■ **Working data**
=-=-=-=-=
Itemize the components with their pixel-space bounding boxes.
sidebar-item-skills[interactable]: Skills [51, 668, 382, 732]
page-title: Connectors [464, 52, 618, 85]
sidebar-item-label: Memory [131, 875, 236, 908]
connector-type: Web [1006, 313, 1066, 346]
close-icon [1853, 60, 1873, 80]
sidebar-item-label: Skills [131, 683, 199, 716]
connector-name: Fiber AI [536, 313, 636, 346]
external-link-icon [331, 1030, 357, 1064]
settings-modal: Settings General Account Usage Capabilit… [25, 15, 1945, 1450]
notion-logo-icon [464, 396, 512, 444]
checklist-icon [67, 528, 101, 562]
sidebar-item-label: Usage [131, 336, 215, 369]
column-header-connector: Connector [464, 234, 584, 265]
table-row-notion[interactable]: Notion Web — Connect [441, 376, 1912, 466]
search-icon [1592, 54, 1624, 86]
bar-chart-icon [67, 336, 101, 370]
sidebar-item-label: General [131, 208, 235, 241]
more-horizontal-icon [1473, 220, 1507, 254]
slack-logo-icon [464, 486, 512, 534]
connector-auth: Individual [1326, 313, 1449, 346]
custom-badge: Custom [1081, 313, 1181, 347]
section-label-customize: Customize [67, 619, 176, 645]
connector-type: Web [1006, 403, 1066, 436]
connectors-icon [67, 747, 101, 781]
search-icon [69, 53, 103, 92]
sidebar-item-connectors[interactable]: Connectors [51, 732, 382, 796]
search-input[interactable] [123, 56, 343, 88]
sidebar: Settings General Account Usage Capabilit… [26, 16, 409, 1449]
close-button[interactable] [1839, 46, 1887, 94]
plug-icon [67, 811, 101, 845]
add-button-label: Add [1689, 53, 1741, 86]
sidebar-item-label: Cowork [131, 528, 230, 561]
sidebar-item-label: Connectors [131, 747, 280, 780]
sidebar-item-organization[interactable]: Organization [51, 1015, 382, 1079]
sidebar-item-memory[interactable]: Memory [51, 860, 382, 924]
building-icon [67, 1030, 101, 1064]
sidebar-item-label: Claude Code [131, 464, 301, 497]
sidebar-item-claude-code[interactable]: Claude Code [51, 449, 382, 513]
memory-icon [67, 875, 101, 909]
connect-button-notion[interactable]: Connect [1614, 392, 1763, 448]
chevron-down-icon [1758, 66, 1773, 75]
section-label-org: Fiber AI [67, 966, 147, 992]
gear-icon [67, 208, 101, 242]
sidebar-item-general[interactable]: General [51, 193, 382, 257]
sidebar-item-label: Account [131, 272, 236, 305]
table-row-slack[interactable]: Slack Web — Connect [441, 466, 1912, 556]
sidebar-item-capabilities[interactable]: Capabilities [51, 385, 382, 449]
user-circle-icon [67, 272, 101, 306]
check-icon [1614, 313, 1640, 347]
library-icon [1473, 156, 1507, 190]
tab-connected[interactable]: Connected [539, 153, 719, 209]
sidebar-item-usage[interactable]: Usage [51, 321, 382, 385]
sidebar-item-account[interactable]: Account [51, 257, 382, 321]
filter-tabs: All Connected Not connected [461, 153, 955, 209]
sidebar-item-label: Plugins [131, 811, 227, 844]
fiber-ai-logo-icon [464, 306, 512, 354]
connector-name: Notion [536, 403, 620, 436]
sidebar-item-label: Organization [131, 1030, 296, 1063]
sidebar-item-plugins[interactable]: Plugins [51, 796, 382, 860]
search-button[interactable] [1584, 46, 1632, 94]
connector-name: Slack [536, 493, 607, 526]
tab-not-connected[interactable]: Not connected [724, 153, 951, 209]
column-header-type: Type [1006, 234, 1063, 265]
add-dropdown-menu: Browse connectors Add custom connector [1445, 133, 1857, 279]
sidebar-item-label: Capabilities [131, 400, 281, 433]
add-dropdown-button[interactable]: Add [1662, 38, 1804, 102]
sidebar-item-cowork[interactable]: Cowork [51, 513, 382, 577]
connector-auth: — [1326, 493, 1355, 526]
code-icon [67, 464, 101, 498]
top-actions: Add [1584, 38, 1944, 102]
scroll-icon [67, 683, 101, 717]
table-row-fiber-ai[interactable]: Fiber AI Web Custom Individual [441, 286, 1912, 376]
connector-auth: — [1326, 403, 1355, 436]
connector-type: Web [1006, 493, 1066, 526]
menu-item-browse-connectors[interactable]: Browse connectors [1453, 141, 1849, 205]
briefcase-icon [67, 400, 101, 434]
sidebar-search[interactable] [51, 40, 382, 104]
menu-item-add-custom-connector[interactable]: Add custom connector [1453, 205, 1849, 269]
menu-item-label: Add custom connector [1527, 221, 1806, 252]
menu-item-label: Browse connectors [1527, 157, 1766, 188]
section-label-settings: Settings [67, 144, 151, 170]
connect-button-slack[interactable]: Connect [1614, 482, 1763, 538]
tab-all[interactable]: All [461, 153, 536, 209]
=-=-=-=-=
■ **Brief**
Edit all the rows above by changing "Browse connectors" to "Explore connectors" wherever it appears. Leave everything else as it is.

■ **Solution to this problem**
Itemize the components with their pixel-space bounding boxes.
sidebar-item-skills[interactable]: Skills [51, 668, 382, 732]
page-title: Connectors [464, 52, 618, 85]
sidebar-item-label: Memory [131, 875, 236, 908]
connector-type: Web [1006, 313, 1066, 346]
close-icon [1853, 60, 1873, 80]
sidebar-item-label: Skills [131, 683, 199, 716]
connector-name: Fiber AI [536, 313, 636, 346]
external-link-icon [331, 1030, 357, 1064]
settings-modal: Settings General Account Usage Capabilit… [25, 15, 1945, 1450]
notion-logo-icon [464, 396, 512, 444]
checklist-icon [67, 528, 101, 562]
sidebar-item-label: Usage [131, 336, 215, 369]
column-header-connector: Connector [464, 234, 584, 265]
table-row-notion[interactable]: Notion Web — Connect [441, 376, 1912, 466]
search-icon [1592, 54, 1624, 86]
bar-chart-icon [67, 336, 101, 370]
sidebar-item-label: General [131, 208, 235, 241]
more-horizontal-icon [1473, 220, 1507, 254]
slack-logo-icon [464, 486, 512, 534]
connector-auth: Individual [1326, 313, 1449, 346]
custom-badge: Custom [1081, 313, 1181, 347]
section-label-customize: Customize [67, 619, 176, 645]
connector-type: Web [1006, 403, 1066, 436]
connectors-icon [67, 747, 101, 781]
search-icon [69, 53, 103, 92]
sidebar-item-connectors[interactable]: Connectors [51, 732, 382, 796]
search-input[interactable] [123, 56, 343, 88]
sidebar: Settings General Account Usage Capabilit… [26, 16, 409, 1449]
close-button[interactable] [1839, 46, 1887, 94]
plug-icon [67, 811, 101, 845]
add-button-label: Add [1689, 53, 1741, 86]
sidebar-item-label: Cowork [131, 528, 230, 561]
sidebar-item-label: Connectors [131, 747, 280, 780]
sidebar-item-organization[interactable]: Organization [51, 1015, 382, 1079]
sidebar-item-memory[interactable]: Memory [51, 860, 382, 924]
building-icon [67, 1030, 101, 1064]
sidebar-item-label: Claude Code [131, 464, 301, 497]
sidebar-item-claude-code[interactable]: Claude Code [51, 449, 382, 513]
memory-icon [67, 875, 101, 909]
connect-button-notion[interactable]: Connect [1614, 392, 1763, 448]
chevron-down-icon [1758, 66, 1773, 75]
section-label-org: Fiber AI [67, 966, 147, 992]
gear-icon [67, 208, 101, 242]
sidebar-item-general[interactable]: General [51, 193, 382, 257]
sidebar-item-label: Account [131, 272, 236, 305]
table-row-slack[interactable]: Slack Web — Connect [441, 466, 1912, 556]
sidebar-item-capabilities[interactable]: Capabilities [51, 385, 382, 449]
user-circle-icon [67, 272, 101, 306]
check-icon [1614, 313, 1640, 347]
library-icon [1473, 156, 1507, 190]
tab-connected[interactable]: Connected [539, 153, 719, 209]
sidebar-item-usage[interactable]: Usage [51, 321, 382, 385]
sidebar-item-account[interactable]: Account [51, 257, 382, 321]
filter-tabs: All Connected Not connected [461, 153, 955, 209]
sidebar-item-label: Plugins [131, 811, 227, 844]
fiber-ai-logo-icon [464, 306, 512, 354]
connector-name: Notion [536, 403, 620, 436]
sidebar-item-label: Organization [131, 1030, 296, 1063]
sidebar-item-plugins[interactable]: Plugins [51, 796, 382, 860]
search-button[interactable] [1584, 46, 1632, 94]
connector-name: Slack [536, 493, 607, 526]
tab-not-connected[interactable]: Not connected [724, 153, 951, 209]
column-header-type: Type [1006, 234, 1063, 265]
add-dropdown-menu: Explore connectors Add custom connector [1445, 133, 1857, 279]
sidebar-item-label: Capabilities [131, 400, 281, 433]
add-dropdown-button[interactable]: Add [1662, 38, 1804, 102]
sidebar-item-cowork[interactable]: Cowork [51, 513, 382, 577]
connector-auth: — [1326, 493, 1355, 526]
code-icon [67, 464, 101, 498]
top-actions: Add [1584, 38, 1944, 102]
scroll-icon [67, 683, 101, 717]
table-row-fiber-ai[interactable]: Fiber AI Web Custom Individual [441, 286, 1912, 376]
connector-auth: — [1326, 403, 1355, 436]
connector-type: Web [1006, 493, 1066, 526]
menu-item-browse-connectors[interactable]: Explore connectors [1453, 141, 1849, 205]
briefcase-icon [67, 400, 101, 434]
sidebar-search[interactable] [51, 40, 382, 104]
menu-item-add-custom-connector[interactable]: Add custom connector [1453, 205, 1849, 269]
menu-item-label: Add custom connector [1527, 221, 1806, 252]
menu-item-label: Explore connectors [1527, 157, 1766, 188]
section-label-settings: Settings [67, 144, 151, 170]
connect-button-slack[interactable]: Connect [1614, 482, 1763, 538]
tab-all[interactable]: All [461, 153, 536, 209]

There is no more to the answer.